* _Problem to solve_:
Repeat, exactly and completely, the entries shown underneath.

———

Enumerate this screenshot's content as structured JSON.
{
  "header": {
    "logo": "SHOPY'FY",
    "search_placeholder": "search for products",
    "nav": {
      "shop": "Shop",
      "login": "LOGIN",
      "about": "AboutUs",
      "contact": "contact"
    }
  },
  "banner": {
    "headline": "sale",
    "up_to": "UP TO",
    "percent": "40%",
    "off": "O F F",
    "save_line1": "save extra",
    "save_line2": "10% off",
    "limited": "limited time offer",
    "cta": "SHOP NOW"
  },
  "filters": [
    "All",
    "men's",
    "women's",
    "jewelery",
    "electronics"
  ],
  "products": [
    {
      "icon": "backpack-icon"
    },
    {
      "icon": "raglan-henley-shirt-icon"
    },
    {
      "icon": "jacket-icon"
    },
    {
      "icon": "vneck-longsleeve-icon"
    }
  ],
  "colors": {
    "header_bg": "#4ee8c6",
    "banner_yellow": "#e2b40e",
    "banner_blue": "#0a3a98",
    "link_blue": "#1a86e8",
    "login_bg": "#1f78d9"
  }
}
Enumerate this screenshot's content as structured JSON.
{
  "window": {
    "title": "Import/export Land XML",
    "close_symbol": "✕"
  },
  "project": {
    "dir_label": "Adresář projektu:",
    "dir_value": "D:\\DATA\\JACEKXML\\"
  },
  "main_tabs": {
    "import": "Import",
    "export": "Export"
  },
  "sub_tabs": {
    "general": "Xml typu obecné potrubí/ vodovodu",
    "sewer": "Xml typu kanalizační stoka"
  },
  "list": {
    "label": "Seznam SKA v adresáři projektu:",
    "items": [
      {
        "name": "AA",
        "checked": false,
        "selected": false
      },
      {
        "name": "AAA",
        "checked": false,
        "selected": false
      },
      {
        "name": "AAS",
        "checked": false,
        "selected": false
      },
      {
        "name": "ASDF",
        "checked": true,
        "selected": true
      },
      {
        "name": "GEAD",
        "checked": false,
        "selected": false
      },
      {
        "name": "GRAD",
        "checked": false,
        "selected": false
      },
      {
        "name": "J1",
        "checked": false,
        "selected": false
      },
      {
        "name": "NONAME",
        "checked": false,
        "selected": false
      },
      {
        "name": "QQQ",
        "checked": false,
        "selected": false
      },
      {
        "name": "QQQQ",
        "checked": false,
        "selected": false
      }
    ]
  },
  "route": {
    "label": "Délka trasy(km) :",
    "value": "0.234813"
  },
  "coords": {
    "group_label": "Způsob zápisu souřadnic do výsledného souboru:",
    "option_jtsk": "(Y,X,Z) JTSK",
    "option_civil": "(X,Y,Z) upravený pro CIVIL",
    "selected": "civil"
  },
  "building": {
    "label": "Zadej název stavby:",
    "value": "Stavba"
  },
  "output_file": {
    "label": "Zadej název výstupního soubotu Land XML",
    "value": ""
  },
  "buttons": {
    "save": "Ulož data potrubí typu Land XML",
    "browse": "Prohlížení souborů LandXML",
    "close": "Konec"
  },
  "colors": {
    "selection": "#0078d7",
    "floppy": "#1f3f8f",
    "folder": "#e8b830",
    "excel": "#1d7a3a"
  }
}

———

* _Answer below_:
Enumerate this screenshot's content as structured JSON.
{
  "header": {
    "logo": "SHOPY'FY",
    "search_placeholder": "search for products",
    "nav": {
      "shop": "Shop",
      "login": "LOGIN",
      "about": "AboutUs",
      "contact": "contact"
    }
  },
  "banner": {
    "headline": "sale",
    "up_to": "UP TO",
    "percent": "40%",
    "off": "O F F",
    "save_line1": "save extra",
    "save_line2": "10% off",
    "limited": "limited time offer",
    "cta": "SHOP NOW"
  },
  "filters": [
    "All",
    "men's",
    "women's",
    "jewelery",
    "electronics"
  ],
  "products": [
    {
      "icon": "backpack-icon"
    },
    {
      "icon": "raglan-henley-shirt-icon"
    },
    {
      "icon": "jacket-icon"
    },
    {
      "icon": "vneck-longsleeve-icon"
    }
  ],
  "colors": {
    "header_bg": "#4ee8c6",
    "banner_yellow": "#e2b40e",
    "banner_blue": "#0a3a98",
    "link_blue": "#1a86e8",
    "login_bg": "#1f78d9"
  }
}
Enumerate this screenshot's content as structured JSON.
{
  "window": {
    "title": "Import/export Land XML",
    "close_symbol": "✕"
  },
  "project": {
    "dir_label": "Adresář projektu:",
    "dir_value": "D:\\DATA\\JACEKXML\\"
  },
  "main_tabs": {
    "import": "Import",
    "export": "Export"
  },
  "sub_tabs": {
    "general": "Xml typu obecné potrubí/ vodovodu",
    "sewer": "Xml typu kanalizační stoka"
  },
  "list": {
    "label": "Seznam SKA v adresáři projektu:",
    "items": [
      {
        "name": "AA",
        "checked": false,
        "selected": false
      },
      {
        "name": "AAA",
        "checked": false,
        "selected": false
      },
      {
        "name": "AAS",
        "checked": false,
        "selected": false
      },
      {
        "name": "ASDF",
        "checked": true,
        "selected": true
      },
      {
        "name": "GEAD",
        "checked": false,
        "selected": false
      },
      {
        "name": "GRAD",
        "checked": false,
        "selected": false
      },
      {
        "name": "J1",
        "checked": false,
        "selected": false
      },
      {
        "name": "NONAME",
        "checked": false,
        "selected": false
      },
      {
        "name": "QQQ",
        "checked": false,
        "selected": false
      },
      {
        "name": "QQQQ",
        "checked": false,
        "selected": false
      }
    ]
  },
  "route": {
    "label": "Délka trasy(km) :",
    "value": "0.234813"
  },
  "coords": {
    "group_label": "Způsob zápisu souřadnic do výsledného souboru:",
    "option_jtsk": "(Y,X,Z) JTSK",
    "option_civil": "(X,Y,Z) upravený pro CIVIL",
    "selected": "civil"
  },
  "building": {
    "label": "Zadej název stavby:",
    "value": "Stavba"
  },
  "output_file": {
    "label": "Zadej název výstupního soubotu Land XML",
    "value": ""
  },
  "buttons": {
    "save": "Ulož data potrubí typu Land XML",
    "browse": "Prohlížení souborů LandXML",
    "close": "Konec"
  },
  "colors": {
    "selection": "#0078d7",
    "floppy": "#1f3f8f",
    "folder": "#e8b830",
    "excel": "#1d7a3a"
  }
}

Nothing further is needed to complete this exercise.